→ **DATA ROWS**
··········
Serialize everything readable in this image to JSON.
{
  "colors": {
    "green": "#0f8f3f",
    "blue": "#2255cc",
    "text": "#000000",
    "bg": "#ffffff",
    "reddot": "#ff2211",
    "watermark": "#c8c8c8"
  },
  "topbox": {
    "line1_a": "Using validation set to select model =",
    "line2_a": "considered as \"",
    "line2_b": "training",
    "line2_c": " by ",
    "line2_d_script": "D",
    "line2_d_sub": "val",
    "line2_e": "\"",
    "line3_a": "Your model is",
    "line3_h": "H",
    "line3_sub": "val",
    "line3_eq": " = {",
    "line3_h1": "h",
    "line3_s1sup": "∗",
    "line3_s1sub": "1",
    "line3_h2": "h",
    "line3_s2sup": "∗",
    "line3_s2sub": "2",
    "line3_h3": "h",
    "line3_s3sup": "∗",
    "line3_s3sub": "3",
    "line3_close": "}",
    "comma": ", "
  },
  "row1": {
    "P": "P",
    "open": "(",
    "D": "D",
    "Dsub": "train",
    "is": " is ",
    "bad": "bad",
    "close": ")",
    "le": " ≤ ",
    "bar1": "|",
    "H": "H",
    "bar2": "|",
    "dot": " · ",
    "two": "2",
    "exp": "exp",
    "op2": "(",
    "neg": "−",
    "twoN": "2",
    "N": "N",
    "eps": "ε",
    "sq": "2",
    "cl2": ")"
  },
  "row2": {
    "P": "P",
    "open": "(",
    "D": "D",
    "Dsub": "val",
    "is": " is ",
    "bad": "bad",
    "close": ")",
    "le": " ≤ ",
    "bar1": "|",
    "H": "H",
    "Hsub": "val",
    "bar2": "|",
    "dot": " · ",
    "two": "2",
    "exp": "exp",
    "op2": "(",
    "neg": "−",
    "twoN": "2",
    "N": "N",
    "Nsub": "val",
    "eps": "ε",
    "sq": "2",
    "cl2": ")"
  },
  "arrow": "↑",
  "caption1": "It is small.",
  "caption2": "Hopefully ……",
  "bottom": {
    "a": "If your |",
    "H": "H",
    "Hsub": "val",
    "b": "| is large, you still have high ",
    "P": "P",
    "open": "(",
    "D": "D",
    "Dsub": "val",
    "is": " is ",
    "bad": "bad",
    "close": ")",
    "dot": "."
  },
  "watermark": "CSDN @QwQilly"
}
··········
→ **DESCRIPTION OF THE TASK**
Pull out each line holding the string "model".

→ **SOLVED EXERCISE**
    "line1_a": "Using validation set to select model =",
    "line3_a": "Your model is",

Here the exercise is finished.